▸ **Stated exercise**
Print the listing as it stands, omitting all images.

[Stored data]
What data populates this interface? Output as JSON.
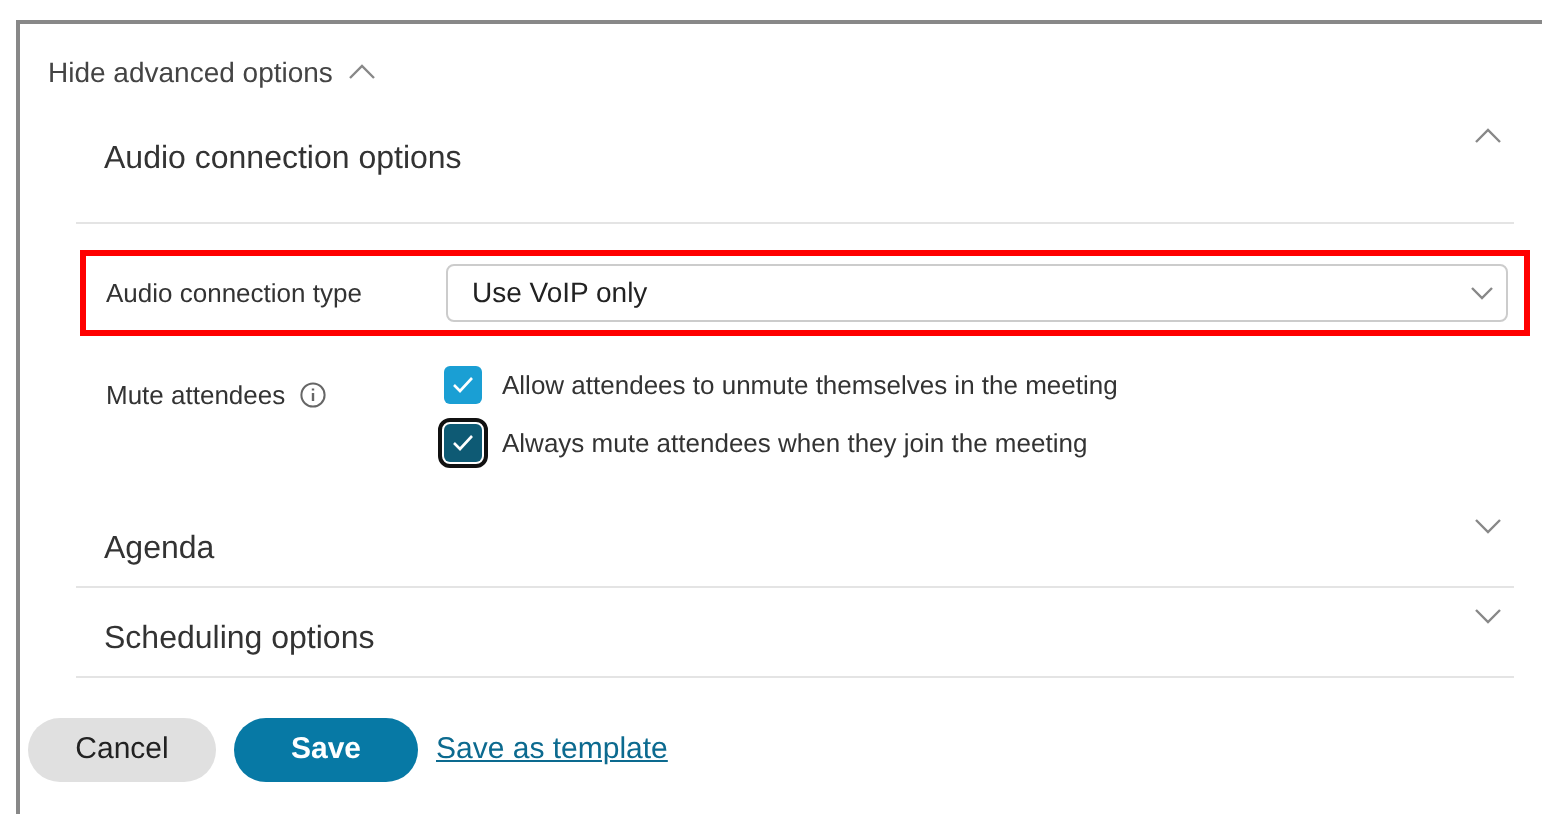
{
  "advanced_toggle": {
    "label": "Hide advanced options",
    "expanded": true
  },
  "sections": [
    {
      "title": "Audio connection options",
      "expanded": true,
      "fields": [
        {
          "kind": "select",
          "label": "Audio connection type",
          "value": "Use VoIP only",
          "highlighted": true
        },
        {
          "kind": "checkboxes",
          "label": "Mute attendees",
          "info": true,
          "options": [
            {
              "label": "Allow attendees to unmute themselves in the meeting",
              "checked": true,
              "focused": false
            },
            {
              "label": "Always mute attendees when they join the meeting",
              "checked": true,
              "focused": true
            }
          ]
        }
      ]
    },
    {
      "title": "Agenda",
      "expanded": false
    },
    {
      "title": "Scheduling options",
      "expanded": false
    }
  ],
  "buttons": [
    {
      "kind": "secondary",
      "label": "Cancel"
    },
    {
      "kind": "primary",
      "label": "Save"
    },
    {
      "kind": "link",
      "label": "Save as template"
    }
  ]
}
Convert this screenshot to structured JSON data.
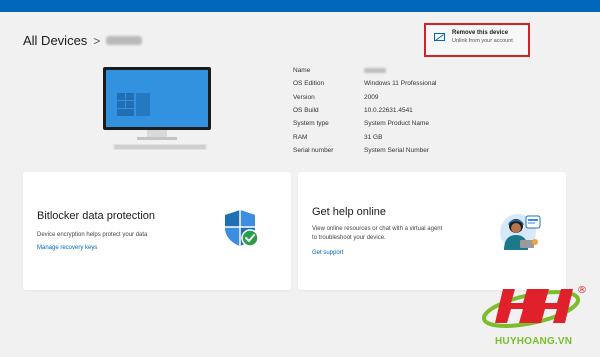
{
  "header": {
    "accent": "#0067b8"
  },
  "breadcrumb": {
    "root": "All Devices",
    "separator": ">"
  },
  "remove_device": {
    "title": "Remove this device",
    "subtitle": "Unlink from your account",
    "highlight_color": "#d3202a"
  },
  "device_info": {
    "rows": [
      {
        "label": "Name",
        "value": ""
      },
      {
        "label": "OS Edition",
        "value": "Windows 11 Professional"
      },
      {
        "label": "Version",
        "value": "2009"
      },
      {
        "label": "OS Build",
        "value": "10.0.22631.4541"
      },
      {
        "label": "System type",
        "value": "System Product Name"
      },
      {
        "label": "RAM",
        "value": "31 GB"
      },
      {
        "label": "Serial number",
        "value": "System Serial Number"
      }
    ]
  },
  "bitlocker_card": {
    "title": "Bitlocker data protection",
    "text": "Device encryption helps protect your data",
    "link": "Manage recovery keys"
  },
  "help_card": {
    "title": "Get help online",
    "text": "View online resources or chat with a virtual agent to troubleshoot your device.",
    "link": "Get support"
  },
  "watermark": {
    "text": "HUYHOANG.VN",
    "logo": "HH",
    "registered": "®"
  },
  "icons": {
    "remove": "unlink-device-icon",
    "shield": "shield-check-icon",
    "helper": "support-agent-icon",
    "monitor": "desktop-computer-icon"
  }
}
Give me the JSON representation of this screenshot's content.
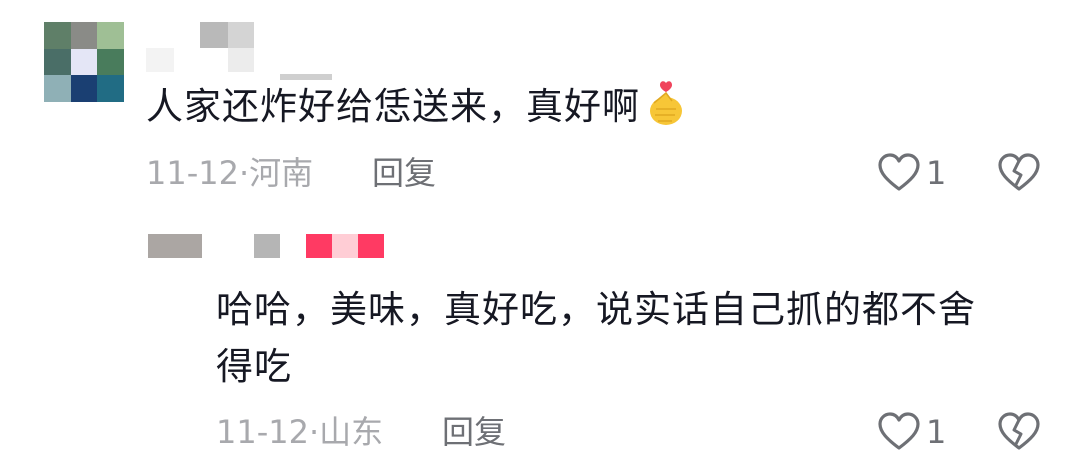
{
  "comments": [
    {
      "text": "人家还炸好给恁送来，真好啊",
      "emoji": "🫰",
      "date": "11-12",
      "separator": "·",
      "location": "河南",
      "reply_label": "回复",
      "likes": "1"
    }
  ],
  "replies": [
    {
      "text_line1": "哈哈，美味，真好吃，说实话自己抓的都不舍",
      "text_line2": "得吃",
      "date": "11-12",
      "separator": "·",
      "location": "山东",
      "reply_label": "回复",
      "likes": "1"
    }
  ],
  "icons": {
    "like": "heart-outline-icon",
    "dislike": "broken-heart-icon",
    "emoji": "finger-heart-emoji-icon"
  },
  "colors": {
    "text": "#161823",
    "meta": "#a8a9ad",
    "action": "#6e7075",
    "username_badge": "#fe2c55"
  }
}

▸ **Written solution**
What data populates this interface? Output as JSON.
{
  "advanced_toggle": {
    "label": "Hide advanced options",
    "expanded": true
  },
  "sections": [
    {
      "title": "Audio connection options",
      "expanded": true,
      "fields": [
        {
          "kind": "select",
          "label": "Audio connection type",
          "value": "Use VoIP only",
          "highlighted": true
        },
        {
          "kind": "checkboxes",
          "label": "Mute attendees",
          "info": true,
          "options": [
            {
              "label": "Allow attendees to unmute themselves in the meeting",
              "checked": true,
              "focused": false
            },
            {
              "label": "Always mute attendees when they join the meeting",
              "checked": true,
              "focused": true
            }
          ]
        }
      ]
    },
    {
      "title": "Agenda",
      "expanded": false
    },
    {
      "title": "Scheduling options",
      "expanded": false
    }
  ],
  "buttons": [
    {
      "kind": "secondary",
      "label": "Cancel"
    },
    {
      "kind": "primary",
      "label": "Save"
    },
    {
      "kind": "link",
      "label": "Save as template"
    }
  ]
}
Convert this screenshot to structured JSON data.
{
  "header": {
    "accent": "#0067b8"
  },
  "breadcrumb": {
    "root": "All Devices",
    "separator": ">"
  },
  "remove_device": {
    "title": "Remove this device",
    "subtitle": "Unlink from your account",
    "highlight_color": "#d3202a"
  },
  "device_info": {
    "rows": [
      {
        "label": "Name",
        "value": ""
      },
      {
        "label": "OS Edition",
        "value": "Windows 11 Professional"
      },
      {
        "label": "Version",
        "value": "2009"
      },
      {
        "label": "OS Build",
        "value": "10.0.22631.4541"
      },
      {
        "label": "System type",
        "value": "System Product Name"
      },
      {
        "label": "RAM",
        "value": "31 GB"
      },
      {
        "label": "Serial number",
        "value": "System Serial Number"
      }
    ]
  },
  "bitlocker_card": {
    "title": "Bitlocker data protection",
    "text": "Device encryption helps protect your data",
    "link": "Manage recovery keys"
  },
  "help_card": {
    "title": "Get help online",
    "text": "View online resources or chat with a virtual agent to troubleshoot your device.",
    "link": "Get support"
  },
  "watermark": {
    "text": "HUYHOANG.VN",
    "logo": "HH",
    "registered": "®"
  },
  "icons": {
    "remove": "unlink-device-icon",
    "shield": "shield-check-icon",
    "helper": "support-agent-icon",
    "monitor": "desktop-computer-icon"
  }
}
Give me the JSON representation of this screenshot's content.
{
  "comments": [
    {
      "text": "人家还炸好给恁送来，真好啊",
      "emoji": "🫰",
      "date": "11-12",
      "separator": "·",
      "location": "河南",
      "reply_label": "回复",
      "likes": "1"
    }
  ],
  "replies": [
    {
      "text_line1": "哈哈，美味，真好吃，说实话自己抓的都不舍",
      "text_line2": "得吃",
      "date": "11-12",
      "separator": "·",
      "location": "山东",
      "reply_label": "回复",
      "likes": "1"
    }
  ],
  "icons": {
    "like": "heart-outline-icon",
    "dislike": "broken-heart-icon",
    "emoji": "finger-heart-emoji-icon"
  },
  "colors": {
    "text": "#161823",
    "meta": "#a8a9ad",
    "action": "#6e7075",
    "username_badge": "#fe2c55"
  }
}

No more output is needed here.